■ **Short exercise**: Copy out every record precisely.

** begin Information shown **

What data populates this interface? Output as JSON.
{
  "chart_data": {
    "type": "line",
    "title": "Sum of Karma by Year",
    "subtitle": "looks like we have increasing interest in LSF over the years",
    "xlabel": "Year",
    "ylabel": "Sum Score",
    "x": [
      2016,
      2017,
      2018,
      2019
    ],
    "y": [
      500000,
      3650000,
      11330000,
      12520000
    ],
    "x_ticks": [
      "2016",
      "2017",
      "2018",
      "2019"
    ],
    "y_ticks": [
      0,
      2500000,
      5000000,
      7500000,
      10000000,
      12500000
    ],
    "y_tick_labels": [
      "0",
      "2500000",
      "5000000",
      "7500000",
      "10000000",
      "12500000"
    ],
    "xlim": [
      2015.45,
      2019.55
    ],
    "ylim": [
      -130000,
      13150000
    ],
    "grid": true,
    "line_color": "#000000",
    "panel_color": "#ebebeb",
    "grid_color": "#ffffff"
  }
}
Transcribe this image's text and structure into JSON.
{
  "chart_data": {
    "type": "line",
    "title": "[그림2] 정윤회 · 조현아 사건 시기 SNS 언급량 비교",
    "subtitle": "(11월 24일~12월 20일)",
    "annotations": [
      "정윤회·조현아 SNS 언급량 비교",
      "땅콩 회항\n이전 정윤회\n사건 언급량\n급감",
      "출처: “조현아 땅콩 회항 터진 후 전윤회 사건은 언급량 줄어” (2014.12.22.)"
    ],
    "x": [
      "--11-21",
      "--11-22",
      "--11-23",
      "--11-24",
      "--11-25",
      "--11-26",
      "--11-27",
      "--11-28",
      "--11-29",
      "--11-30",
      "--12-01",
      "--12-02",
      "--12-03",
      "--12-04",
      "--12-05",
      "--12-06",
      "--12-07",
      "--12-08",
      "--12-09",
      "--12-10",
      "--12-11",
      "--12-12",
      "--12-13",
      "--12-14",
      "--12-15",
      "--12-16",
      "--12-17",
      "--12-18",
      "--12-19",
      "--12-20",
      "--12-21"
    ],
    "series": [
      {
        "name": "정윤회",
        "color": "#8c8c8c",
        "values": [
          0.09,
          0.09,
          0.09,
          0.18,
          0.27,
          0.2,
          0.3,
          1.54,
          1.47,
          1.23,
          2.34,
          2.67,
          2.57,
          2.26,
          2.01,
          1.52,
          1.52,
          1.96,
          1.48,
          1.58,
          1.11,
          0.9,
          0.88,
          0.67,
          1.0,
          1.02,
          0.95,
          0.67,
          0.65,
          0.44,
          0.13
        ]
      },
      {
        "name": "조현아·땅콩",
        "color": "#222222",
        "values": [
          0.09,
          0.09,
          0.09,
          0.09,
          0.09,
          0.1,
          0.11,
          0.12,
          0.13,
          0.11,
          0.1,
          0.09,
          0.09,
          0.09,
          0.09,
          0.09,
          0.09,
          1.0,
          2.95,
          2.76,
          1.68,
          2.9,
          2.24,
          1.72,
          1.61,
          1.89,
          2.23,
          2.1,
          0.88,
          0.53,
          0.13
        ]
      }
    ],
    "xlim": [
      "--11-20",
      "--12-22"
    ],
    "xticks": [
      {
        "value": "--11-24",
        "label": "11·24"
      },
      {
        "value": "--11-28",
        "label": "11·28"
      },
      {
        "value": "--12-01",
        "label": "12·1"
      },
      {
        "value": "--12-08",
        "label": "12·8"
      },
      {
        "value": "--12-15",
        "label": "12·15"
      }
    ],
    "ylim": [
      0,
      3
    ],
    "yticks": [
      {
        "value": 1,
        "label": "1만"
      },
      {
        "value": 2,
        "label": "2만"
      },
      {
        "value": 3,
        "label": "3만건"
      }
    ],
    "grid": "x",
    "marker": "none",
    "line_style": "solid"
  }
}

** end Information shown **

■ **Final answer**:
What data populates this interface? Output as JSON.
{
  "chart_data": {
    "type": "line",
    "title": "Sum of Karma by Year",
    "subtitle": "looks like we have increasing interest in LSF over the years",
    "xlabel": "Year",
    "ylabel": "Sum Score",
    "x": [
      2016,
      2017,
      2018,
      2019
    ],
    "y": [
      500000,
      3650000,
      11330000,
      12520000
    ],
    "x_ticks": [
      "2016",
      "2017",
      "2018",
      "2019"
    ],
    "y_ticks": [
      0,
      2500000,
      5000000,
      7500000,
      10000000,
      12500000
    ],
    "y_tick_labels": [
      "0",
      "2500000",
      "5000000",
      "7500000",
      "10000000",
      "12500000"
    ],
    "xlim": [
      2015.45,
      2019.55
    ],
    "ylim": [
      -130000,
      13150000
    ],
    "grid": true,
    "line_color": "#000000",
    "panel_color": "#ebebeb",
    "grid_color": "#ffffff"
  }
}
Transcribe this image's text and structure into JSON.
{
  "chart_data": {
    "type": "line",
    "title": "[그림2] 정윤회 · 조현아 사건 시기 SNS 언급량 비교",
    "subtitle": "(11월 24일~12월 20일)",
    "annotations": [
      "정윤회·조현아 SNS 언급량 비교",
      "땅콩 회항\n이전 정윤회\n사건 언급량\n급감",
      "출처: “조현아 땅콩 회항 터진 후 전윤회 사건은 언급량 줄어” (2014.12.22.)"
    ],
    "x": [
      "--11-21",
      "--11-22",
      "--11-23",
      "--11-24",
      "--11-25",
      "--11-26",
      "--11-27",
      "--11-28",
      "--11-29",
      "--11-30",
      "--12-01",
      "--12-02",
      "--12-03",
      "--12-04",
      "--12-05",
      "--12-06",
      "--12-07",
      "--12-08",
      "--12-09",
      "--12-10",
      "--12-11",
      "--12-12",
      "--12-13",
      "--12-14",
      "--12-15",
      "--12-16",
      "--12-17",
      "--12-18",
      "--12-19",
      "--12-20",
      "--12-21"
    ],
    "series": [
      {
        "name": "정윤회",
        "color": "#8c8c8c",
        "values": [
          0.09,
          0.09,
          0.09,
          0.18,
          0.27,
          0.2,
          0.3,
          1.54,
          1.47,
          1.23,
          2.34,
          2.67,
          2.57,
          2.26,
          2.01,
          1.52,
          1.52,
          1.96,
          1.48,
          1.58,
          1.11,
          0.9,
          0.88,
          0.67,
          1.0,
          1.02,
          0.95,
          0.67,
          0.65,
          0.44,
          0.13
        ]
      },
      {
        "name": "조현아·땅콩",
        "color": "#222222",
        "values": [
          0.09,
          0.09,
          0.09,
          0.09,
          0.09,
          0.1,
          0.11,
          0.12,
          0.13,
          0.11,
          0.1,
          0.09,
          0.09,
          0.09,
          0.09,
          0.09,
          0.09,
          1.0,
          2.95,
          2.76,
          1.68,
          2.9,
          2.24,
          1.72,
          1.61,
          1.89,
          2.23,
          2.1,
          0.88,
          0.53,
          0.13
        ]
      }
    ],
    "xlim": [
      "--11-20",
      "--12-22"
    ],
    "xticks": [
      {
        "value": "--11-24",
        "label": "11·24"
      },
      {
        "value": "--11-28",
        "label": "11·28"
      },
      {
        "value": "--12-01",
        "label": "12·1"
      },
      {
        "value": "--12-08",
        "label": "12·8"
      },
      {
        "value": "--12-15",
        "label": "12·15"
      }
    ],
    "ylim": [
      0,
      3
    ],
    "yticks": [
      {
        "value": 1,
        "label": "1만"
      },
      {
        "value": 2,
        "label": "2만"
      },
      {
        "value": 3,
        "label": "3만건"
      }
    ],
    "grid": "x",
    "marker": "none",
    "line_style": "solid"
  }
}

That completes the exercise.